# CHALLENGE
Within this material, how many lines have the string "целевой" in them? The answer is a number, with nothing added.

(Dataset items)
■ ■ ■

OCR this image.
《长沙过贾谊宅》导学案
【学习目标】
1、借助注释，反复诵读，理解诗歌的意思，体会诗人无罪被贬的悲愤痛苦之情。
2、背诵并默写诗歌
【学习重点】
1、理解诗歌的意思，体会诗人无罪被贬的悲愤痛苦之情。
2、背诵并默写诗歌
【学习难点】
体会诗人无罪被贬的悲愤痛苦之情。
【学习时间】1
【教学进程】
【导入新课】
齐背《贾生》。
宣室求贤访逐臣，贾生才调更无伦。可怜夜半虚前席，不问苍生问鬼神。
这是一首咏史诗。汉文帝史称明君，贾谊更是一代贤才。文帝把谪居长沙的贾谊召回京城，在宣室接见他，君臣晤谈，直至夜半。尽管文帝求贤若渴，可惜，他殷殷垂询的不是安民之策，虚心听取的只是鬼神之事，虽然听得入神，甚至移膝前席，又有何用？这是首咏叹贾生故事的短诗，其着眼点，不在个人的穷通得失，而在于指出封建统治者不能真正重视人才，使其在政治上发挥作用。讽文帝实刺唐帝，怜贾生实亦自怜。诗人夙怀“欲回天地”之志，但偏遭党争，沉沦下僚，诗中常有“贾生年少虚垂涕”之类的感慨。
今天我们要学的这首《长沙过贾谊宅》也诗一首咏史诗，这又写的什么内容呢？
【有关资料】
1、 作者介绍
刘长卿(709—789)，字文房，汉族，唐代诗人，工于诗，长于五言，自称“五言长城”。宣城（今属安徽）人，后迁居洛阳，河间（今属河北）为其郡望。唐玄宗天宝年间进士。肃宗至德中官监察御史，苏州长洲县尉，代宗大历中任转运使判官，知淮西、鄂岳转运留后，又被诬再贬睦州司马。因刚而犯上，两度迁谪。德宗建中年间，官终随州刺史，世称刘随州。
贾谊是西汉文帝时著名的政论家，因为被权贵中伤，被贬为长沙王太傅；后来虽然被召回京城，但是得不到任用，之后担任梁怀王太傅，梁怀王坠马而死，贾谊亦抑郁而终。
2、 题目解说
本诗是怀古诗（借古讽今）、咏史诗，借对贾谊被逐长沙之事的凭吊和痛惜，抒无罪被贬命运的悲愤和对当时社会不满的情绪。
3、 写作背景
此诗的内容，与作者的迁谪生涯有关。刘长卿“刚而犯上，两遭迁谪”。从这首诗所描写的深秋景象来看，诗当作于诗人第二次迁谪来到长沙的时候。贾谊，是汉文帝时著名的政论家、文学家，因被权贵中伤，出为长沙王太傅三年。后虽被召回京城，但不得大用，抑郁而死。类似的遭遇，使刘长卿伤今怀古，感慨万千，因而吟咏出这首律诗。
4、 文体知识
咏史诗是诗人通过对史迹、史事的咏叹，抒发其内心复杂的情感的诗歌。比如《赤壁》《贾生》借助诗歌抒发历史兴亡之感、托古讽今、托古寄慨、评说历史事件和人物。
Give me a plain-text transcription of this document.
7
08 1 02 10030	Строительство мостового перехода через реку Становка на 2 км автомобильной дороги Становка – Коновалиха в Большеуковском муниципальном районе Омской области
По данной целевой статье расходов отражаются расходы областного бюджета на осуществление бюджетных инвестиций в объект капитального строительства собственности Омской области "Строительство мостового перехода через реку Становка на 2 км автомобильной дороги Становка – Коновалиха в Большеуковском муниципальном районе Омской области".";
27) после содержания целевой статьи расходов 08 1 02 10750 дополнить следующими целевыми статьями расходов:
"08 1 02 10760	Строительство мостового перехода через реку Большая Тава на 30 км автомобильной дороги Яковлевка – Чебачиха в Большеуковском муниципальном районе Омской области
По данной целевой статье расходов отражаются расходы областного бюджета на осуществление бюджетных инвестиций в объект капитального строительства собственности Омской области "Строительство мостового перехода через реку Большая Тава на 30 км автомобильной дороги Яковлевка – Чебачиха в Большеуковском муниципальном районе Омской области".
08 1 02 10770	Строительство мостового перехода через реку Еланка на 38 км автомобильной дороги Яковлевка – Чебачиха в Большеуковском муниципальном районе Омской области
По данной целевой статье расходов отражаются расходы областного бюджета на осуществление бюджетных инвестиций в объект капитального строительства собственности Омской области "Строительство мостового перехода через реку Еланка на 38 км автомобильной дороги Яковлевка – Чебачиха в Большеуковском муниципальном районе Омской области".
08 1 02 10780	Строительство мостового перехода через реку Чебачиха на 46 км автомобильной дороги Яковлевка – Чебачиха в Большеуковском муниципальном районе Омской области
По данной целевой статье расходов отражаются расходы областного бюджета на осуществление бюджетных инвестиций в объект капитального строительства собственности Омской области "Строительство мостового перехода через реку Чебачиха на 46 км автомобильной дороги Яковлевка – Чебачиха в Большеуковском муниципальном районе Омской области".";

■ ■ ■

# ANSWER FOR THIS EXERCISE
5